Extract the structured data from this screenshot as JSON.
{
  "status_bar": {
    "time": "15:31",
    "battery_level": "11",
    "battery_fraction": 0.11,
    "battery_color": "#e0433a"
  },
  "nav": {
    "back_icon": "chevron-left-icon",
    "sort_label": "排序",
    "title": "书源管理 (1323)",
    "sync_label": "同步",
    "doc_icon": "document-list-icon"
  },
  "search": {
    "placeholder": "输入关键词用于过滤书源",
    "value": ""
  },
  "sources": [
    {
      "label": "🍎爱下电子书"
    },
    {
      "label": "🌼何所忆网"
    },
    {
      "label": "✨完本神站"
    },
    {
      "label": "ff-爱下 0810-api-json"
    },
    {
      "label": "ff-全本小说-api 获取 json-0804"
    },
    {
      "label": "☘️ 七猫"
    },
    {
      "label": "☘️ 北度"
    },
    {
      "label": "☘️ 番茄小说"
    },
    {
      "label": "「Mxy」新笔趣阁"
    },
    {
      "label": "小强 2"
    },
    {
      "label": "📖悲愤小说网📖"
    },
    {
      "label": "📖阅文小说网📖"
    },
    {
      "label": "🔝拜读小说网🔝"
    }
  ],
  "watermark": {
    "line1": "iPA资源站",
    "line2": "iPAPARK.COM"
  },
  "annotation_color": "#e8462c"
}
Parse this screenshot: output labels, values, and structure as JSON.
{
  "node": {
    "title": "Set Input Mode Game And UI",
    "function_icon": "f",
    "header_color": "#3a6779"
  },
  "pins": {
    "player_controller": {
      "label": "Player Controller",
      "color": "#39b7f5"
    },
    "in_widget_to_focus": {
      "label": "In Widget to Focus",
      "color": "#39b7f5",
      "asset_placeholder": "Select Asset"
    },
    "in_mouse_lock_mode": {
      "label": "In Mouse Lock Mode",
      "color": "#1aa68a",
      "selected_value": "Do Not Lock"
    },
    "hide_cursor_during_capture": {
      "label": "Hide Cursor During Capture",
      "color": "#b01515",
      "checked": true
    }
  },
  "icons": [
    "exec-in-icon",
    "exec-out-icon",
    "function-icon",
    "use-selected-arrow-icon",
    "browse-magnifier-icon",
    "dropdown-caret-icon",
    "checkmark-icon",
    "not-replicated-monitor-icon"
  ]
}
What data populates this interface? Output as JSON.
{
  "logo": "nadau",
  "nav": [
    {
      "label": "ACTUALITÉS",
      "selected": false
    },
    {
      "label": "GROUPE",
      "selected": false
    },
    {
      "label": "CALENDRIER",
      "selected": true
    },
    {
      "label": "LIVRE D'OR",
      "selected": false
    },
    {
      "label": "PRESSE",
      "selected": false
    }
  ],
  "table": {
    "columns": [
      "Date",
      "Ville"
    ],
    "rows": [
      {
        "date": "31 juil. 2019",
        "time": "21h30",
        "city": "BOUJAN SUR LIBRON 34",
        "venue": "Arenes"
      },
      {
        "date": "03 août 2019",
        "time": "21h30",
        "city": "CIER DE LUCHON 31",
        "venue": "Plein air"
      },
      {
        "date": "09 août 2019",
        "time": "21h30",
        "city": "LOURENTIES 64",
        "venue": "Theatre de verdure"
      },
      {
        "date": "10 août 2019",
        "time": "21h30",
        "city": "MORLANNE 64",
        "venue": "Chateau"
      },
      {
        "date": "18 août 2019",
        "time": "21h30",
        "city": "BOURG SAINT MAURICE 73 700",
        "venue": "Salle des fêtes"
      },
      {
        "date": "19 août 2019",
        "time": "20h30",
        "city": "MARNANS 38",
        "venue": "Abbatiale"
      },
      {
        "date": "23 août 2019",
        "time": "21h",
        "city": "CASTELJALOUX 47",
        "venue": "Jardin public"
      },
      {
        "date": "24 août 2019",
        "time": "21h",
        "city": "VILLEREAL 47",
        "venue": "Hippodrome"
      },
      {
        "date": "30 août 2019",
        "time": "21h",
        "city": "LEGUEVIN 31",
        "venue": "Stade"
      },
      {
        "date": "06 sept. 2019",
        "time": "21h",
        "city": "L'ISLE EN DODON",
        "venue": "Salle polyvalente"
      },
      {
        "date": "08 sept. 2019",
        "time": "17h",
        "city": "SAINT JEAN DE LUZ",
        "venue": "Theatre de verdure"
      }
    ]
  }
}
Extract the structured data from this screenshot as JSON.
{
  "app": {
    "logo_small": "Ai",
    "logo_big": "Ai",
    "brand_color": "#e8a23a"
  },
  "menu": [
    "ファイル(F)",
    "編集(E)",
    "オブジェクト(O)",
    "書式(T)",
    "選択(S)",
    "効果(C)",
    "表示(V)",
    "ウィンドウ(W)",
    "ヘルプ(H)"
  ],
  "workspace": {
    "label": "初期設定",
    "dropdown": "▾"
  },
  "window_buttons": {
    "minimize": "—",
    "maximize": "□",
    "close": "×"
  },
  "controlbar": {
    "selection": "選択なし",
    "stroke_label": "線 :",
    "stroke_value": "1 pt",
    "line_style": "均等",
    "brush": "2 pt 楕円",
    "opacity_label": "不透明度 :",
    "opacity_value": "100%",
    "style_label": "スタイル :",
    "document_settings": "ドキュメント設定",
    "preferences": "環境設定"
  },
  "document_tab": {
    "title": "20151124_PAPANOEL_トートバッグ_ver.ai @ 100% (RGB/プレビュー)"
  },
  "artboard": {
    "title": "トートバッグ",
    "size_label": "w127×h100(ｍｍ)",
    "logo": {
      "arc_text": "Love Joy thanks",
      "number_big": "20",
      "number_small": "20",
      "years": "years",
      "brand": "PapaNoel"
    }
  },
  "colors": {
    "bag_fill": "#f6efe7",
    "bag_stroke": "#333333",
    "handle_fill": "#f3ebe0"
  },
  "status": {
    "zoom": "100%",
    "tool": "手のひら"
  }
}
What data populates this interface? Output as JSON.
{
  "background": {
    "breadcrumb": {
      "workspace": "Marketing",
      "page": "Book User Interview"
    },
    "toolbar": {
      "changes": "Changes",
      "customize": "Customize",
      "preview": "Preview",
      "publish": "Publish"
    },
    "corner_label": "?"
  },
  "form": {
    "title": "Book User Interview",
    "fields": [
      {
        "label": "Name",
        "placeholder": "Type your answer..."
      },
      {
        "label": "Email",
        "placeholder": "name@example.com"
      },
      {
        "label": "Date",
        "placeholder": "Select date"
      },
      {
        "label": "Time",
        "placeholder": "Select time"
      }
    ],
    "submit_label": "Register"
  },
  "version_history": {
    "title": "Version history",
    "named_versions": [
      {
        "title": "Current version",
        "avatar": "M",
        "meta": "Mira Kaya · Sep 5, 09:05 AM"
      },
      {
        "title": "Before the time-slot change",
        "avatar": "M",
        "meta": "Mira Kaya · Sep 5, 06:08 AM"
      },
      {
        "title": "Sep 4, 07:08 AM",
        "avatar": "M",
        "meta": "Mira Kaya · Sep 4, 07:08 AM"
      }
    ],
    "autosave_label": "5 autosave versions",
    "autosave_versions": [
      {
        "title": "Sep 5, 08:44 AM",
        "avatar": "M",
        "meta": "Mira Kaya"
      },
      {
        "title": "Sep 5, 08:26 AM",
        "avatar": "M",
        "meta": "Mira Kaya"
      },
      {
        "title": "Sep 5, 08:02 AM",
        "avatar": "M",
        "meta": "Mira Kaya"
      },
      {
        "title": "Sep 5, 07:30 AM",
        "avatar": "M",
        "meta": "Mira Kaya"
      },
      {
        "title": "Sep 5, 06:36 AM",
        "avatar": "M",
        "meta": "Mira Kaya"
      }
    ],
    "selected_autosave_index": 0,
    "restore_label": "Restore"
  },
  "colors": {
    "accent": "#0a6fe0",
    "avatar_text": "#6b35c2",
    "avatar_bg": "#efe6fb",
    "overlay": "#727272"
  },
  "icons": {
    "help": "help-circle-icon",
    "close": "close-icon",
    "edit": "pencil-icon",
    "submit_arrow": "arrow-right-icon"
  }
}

PROBLEM: Report the number of lines that include the string "SAINT"; return nothing but the count.

RESULT: 2